◆ Requirement ◆
Find each line with the string "What" and copy it.

◆ Given entries ◆
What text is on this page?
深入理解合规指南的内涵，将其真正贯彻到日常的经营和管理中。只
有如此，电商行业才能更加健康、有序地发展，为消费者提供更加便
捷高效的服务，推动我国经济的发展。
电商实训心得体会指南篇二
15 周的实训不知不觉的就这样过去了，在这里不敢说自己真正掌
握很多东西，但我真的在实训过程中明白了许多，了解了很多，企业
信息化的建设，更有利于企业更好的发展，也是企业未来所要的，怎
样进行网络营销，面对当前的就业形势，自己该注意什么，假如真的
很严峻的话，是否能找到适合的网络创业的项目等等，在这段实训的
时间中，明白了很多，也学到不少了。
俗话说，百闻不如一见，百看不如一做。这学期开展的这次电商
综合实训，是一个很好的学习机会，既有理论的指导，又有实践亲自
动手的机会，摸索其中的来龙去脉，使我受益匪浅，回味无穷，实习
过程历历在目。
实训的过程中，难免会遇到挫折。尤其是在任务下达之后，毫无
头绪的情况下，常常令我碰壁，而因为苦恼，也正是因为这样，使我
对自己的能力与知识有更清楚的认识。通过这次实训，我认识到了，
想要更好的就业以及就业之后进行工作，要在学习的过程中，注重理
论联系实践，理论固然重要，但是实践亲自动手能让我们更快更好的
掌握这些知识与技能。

--

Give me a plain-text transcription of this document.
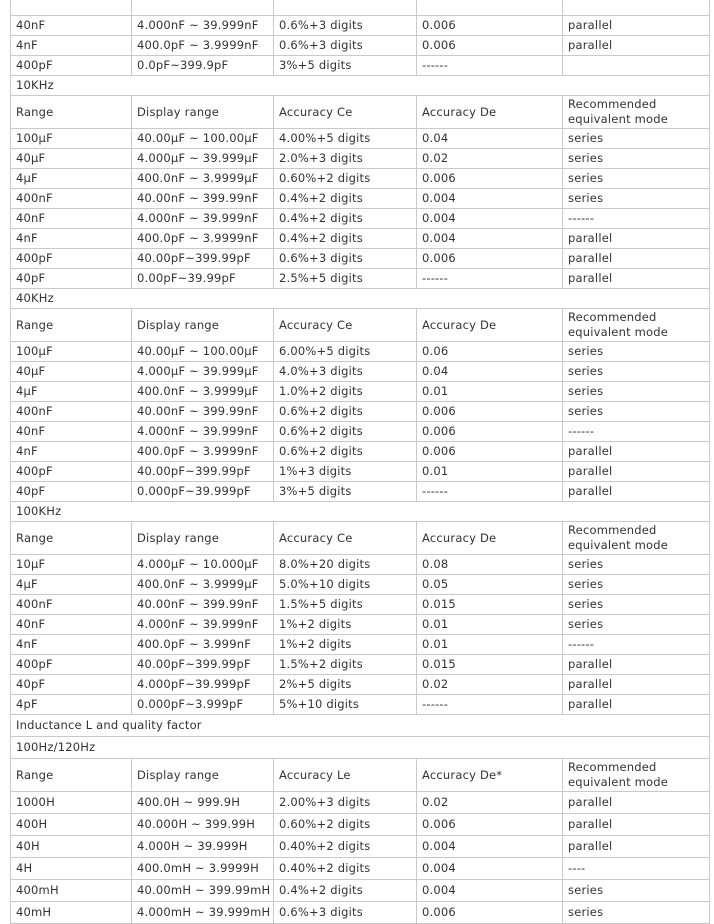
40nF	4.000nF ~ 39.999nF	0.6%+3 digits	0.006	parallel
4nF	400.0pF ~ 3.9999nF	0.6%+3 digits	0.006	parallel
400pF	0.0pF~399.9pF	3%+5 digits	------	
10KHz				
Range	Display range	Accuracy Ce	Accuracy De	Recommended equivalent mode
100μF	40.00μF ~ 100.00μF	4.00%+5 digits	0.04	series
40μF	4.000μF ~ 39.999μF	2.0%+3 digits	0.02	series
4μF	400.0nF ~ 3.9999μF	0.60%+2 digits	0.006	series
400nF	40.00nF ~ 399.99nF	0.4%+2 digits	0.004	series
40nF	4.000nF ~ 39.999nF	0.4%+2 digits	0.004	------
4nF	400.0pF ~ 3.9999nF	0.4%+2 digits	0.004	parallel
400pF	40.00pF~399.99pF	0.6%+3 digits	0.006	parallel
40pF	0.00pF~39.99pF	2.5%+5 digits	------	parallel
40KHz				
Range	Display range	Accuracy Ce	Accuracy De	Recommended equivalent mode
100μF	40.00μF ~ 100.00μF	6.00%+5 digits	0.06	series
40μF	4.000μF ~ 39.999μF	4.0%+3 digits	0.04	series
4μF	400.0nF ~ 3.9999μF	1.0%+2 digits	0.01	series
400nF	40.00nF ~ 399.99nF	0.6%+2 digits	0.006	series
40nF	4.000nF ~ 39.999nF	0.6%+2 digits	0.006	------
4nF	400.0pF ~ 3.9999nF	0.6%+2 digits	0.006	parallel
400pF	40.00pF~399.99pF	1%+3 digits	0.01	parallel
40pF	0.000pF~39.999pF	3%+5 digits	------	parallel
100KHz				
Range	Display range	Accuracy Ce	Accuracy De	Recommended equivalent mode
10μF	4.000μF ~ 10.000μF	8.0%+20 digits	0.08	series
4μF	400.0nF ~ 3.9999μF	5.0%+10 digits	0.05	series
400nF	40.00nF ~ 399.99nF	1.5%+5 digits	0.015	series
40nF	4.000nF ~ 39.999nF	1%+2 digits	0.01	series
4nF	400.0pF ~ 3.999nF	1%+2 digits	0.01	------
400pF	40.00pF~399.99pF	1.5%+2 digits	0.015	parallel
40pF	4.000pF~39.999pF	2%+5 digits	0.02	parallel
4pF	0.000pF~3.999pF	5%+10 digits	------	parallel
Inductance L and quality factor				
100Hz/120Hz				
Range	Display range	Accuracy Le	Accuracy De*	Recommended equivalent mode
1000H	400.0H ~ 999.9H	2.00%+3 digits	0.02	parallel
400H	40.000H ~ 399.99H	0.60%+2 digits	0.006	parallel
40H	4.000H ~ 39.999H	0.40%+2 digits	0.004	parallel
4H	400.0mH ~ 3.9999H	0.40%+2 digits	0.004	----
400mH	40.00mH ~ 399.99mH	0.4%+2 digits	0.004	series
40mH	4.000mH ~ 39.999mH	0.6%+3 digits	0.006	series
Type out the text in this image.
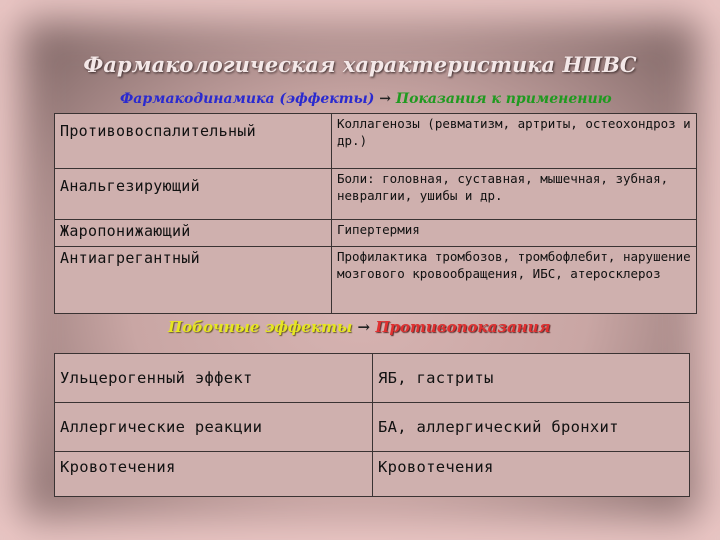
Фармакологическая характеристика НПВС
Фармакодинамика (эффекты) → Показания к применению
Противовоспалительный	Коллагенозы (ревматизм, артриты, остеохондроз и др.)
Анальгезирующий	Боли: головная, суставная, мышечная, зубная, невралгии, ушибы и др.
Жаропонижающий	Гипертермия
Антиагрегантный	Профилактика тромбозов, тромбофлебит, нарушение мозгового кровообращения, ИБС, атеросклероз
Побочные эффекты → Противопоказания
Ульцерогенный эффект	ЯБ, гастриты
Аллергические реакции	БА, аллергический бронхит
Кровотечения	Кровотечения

--

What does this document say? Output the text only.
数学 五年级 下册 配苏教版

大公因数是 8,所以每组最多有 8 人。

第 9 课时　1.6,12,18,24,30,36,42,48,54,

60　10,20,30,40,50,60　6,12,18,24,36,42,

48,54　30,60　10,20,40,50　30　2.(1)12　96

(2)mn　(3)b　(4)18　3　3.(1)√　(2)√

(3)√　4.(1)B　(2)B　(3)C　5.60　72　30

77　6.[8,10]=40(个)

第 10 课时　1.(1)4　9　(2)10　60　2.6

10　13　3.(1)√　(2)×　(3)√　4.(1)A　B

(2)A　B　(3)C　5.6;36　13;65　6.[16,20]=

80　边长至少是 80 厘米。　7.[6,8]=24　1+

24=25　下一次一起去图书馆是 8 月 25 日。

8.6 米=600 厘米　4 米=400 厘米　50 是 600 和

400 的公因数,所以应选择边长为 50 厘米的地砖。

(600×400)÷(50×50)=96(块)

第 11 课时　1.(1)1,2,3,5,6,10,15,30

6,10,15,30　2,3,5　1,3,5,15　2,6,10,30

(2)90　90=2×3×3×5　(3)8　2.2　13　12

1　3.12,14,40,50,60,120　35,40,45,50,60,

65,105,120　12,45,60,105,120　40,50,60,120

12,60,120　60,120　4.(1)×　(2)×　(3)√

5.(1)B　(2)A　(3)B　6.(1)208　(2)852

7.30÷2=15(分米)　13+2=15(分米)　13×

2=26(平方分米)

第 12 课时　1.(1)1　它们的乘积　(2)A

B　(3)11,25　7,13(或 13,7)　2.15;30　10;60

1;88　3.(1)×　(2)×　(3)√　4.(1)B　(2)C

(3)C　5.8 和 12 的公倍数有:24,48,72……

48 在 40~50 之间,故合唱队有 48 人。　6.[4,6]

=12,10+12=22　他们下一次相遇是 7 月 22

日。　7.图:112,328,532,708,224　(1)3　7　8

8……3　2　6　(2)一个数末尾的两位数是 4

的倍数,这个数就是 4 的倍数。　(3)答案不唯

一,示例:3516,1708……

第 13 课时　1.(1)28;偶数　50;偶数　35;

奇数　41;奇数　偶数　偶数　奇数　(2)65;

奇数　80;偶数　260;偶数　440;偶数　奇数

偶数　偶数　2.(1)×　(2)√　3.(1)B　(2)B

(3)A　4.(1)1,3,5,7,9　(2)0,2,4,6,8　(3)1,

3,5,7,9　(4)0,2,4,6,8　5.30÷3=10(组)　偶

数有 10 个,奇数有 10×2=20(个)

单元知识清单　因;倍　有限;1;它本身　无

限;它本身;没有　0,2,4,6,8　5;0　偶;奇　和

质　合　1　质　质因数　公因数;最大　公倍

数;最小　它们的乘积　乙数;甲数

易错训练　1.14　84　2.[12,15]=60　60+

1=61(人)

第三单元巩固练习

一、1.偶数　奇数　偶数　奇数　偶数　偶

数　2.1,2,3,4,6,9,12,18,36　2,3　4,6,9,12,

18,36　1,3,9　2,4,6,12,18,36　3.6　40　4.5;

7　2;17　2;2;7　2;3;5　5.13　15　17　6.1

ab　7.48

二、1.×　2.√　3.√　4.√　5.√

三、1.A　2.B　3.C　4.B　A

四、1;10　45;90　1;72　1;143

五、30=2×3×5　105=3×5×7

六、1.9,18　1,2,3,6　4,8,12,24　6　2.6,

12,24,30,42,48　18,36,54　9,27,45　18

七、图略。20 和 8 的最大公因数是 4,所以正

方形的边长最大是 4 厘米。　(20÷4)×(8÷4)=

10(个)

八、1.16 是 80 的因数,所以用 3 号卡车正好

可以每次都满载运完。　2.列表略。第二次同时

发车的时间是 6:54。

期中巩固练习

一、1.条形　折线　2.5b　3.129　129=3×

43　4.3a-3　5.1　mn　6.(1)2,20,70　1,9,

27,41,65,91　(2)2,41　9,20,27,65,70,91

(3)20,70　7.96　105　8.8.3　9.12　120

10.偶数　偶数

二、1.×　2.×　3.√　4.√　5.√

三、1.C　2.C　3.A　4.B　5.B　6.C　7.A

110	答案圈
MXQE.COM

◆ Answer to the problem ◆
What text is on this page?
What does this document say? Output the text only.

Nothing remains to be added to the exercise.